[Data entries for graphics]
— Begin —

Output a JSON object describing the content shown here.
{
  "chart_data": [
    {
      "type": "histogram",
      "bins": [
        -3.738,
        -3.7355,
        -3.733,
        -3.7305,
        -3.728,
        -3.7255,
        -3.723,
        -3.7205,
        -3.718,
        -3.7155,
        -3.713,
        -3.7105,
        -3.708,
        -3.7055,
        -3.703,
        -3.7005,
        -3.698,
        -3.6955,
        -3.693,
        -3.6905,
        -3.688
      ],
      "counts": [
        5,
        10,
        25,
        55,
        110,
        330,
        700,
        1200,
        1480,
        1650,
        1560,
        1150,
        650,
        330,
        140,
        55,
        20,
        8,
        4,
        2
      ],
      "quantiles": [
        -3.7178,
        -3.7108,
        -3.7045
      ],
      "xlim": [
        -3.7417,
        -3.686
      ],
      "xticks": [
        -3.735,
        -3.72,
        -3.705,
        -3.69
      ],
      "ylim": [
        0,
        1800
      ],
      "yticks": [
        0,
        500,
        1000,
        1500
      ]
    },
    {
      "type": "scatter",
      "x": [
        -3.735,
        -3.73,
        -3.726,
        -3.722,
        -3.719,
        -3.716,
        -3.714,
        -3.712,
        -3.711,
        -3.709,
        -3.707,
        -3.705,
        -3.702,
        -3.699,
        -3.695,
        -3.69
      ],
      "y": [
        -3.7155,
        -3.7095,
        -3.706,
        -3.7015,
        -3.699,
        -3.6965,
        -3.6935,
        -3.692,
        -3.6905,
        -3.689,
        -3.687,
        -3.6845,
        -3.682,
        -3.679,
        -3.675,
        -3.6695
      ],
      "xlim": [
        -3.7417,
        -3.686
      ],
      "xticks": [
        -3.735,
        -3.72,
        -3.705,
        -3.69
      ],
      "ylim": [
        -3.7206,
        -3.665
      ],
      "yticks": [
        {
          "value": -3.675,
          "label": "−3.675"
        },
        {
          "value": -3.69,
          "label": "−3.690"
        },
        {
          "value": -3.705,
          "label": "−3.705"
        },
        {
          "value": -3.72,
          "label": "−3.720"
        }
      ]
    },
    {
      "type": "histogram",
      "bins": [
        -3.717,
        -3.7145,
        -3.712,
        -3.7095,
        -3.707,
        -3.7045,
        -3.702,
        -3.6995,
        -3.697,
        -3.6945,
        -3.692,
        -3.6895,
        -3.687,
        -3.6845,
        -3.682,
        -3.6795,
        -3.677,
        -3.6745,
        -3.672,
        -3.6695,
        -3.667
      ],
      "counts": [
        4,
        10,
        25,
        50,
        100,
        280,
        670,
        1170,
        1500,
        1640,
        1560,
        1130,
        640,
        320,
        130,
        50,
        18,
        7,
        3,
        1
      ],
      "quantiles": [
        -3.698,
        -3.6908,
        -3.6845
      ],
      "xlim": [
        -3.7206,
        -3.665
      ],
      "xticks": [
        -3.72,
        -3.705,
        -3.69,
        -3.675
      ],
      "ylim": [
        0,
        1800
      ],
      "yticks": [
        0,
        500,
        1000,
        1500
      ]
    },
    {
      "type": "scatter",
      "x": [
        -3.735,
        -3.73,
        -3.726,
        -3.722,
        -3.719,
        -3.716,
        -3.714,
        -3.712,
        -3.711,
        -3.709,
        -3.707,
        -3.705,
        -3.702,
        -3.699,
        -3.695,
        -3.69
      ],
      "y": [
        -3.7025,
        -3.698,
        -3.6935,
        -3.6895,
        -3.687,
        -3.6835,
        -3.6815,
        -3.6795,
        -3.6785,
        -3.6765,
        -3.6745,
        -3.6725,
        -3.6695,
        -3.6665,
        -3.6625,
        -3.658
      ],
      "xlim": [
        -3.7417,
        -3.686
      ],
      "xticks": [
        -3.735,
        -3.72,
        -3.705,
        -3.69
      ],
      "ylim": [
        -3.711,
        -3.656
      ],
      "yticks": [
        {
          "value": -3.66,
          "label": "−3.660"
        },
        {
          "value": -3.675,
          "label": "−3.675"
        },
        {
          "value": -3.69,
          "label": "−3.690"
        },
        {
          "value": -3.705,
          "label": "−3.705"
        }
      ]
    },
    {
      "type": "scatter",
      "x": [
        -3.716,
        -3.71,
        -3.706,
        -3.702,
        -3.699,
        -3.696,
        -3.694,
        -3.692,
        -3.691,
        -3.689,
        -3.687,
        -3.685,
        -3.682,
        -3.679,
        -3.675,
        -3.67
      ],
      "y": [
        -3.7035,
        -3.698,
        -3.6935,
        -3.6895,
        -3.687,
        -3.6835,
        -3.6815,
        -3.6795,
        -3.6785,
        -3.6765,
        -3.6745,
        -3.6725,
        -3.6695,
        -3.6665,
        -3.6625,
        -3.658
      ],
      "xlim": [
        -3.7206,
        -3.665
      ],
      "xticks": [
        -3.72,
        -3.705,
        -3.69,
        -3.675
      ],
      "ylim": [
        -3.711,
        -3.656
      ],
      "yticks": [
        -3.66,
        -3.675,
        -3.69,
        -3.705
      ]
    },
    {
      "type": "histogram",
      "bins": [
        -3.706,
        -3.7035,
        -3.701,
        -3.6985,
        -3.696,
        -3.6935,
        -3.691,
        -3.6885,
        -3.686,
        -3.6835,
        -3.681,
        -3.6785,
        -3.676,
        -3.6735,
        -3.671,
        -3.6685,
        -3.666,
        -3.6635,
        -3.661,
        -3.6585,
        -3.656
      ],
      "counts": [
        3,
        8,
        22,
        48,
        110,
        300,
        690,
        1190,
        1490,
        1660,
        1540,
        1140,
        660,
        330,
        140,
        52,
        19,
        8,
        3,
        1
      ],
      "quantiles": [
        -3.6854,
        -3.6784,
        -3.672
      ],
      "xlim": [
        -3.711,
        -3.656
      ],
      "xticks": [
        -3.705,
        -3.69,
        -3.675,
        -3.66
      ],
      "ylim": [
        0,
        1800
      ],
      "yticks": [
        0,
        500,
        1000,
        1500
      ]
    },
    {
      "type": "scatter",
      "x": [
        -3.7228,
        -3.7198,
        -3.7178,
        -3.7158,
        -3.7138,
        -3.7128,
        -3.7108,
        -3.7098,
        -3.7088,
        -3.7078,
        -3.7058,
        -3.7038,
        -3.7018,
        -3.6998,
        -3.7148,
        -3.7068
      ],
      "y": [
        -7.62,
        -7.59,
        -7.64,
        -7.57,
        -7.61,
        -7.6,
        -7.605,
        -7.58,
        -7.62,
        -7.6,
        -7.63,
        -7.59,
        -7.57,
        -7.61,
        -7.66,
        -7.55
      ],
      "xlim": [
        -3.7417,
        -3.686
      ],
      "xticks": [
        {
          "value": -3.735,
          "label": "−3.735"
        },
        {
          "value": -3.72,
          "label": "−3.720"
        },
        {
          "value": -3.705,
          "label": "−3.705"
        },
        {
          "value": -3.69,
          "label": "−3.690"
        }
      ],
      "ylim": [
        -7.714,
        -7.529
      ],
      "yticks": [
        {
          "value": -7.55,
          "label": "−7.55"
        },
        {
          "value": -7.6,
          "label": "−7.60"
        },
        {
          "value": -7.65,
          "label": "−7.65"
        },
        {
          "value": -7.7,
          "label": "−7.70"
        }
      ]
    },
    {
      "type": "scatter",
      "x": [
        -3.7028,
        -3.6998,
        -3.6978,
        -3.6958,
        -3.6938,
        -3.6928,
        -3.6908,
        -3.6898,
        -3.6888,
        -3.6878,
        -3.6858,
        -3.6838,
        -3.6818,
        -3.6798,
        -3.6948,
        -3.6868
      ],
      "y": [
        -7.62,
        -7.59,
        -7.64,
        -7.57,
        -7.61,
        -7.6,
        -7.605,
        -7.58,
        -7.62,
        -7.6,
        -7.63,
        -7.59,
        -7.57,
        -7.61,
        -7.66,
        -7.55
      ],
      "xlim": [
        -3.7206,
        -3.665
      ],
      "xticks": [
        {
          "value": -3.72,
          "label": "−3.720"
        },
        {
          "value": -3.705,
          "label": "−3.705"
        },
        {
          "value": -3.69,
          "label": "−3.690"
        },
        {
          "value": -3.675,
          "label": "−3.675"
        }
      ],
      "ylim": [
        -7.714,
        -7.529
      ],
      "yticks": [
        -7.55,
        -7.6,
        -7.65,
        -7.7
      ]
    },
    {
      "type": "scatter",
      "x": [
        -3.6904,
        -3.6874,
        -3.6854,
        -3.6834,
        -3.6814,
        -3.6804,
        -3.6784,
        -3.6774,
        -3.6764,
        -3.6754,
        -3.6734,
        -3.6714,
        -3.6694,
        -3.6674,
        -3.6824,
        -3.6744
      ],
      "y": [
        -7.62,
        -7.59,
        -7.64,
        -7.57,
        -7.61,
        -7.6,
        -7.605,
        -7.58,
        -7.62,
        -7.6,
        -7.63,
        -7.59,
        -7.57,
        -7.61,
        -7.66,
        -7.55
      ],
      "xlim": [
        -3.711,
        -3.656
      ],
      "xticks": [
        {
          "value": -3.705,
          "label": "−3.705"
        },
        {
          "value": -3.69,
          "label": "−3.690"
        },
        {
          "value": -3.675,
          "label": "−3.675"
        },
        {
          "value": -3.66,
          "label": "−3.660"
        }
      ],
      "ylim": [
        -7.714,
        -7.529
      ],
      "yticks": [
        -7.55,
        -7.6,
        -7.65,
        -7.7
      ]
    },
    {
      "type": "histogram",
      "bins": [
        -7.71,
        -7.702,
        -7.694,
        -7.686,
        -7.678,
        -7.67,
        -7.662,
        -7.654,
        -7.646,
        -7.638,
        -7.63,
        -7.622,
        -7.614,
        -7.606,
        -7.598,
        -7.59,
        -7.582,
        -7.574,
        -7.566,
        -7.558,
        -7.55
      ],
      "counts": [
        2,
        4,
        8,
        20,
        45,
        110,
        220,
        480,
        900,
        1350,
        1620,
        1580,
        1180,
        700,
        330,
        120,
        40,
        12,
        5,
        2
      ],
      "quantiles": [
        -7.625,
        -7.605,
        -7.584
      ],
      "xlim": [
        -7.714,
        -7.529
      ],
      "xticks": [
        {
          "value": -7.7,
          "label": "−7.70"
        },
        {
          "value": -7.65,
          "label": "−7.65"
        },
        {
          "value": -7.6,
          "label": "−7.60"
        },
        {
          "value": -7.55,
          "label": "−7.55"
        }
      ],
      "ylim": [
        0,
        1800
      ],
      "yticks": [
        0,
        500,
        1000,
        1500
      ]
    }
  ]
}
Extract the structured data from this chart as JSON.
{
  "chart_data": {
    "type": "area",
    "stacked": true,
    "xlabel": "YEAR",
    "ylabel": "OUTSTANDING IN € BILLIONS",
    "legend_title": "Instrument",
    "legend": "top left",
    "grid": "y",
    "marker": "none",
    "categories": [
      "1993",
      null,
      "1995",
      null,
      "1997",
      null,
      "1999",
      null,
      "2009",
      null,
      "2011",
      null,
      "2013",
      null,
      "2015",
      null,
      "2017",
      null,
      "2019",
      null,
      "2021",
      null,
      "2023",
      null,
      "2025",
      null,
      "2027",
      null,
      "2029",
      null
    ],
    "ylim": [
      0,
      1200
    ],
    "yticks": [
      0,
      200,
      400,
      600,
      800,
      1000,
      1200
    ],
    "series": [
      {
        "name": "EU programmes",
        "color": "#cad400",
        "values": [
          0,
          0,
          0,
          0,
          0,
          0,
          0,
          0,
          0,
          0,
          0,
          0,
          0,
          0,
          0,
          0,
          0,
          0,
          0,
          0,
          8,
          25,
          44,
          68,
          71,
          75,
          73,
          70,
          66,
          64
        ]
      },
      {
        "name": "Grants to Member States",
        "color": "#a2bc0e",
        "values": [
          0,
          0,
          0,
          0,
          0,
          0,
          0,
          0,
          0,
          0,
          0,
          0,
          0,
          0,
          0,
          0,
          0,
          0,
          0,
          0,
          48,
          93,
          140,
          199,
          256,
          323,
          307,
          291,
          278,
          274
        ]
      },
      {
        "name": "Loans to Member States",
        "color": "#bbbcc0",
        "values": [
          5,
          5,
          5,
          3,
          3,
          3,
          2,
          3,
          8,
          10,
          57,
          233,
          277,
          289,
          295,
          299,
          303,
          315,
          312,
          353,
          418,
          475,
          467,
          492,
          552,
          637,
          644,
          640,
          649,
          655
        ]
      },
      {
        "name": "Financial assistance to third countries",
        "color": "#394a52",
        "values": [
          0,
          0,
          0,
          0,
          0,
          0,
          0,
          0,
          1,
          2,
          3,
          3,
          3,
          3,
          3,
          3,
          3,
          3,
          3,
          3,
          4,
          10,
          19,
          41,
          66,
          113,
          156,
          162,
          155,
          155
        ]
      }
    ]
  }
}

— End —

■ What you have to do
Determine how many lines in the data above contain the string "JSON". Give nothing except the number.

■ Written answer
2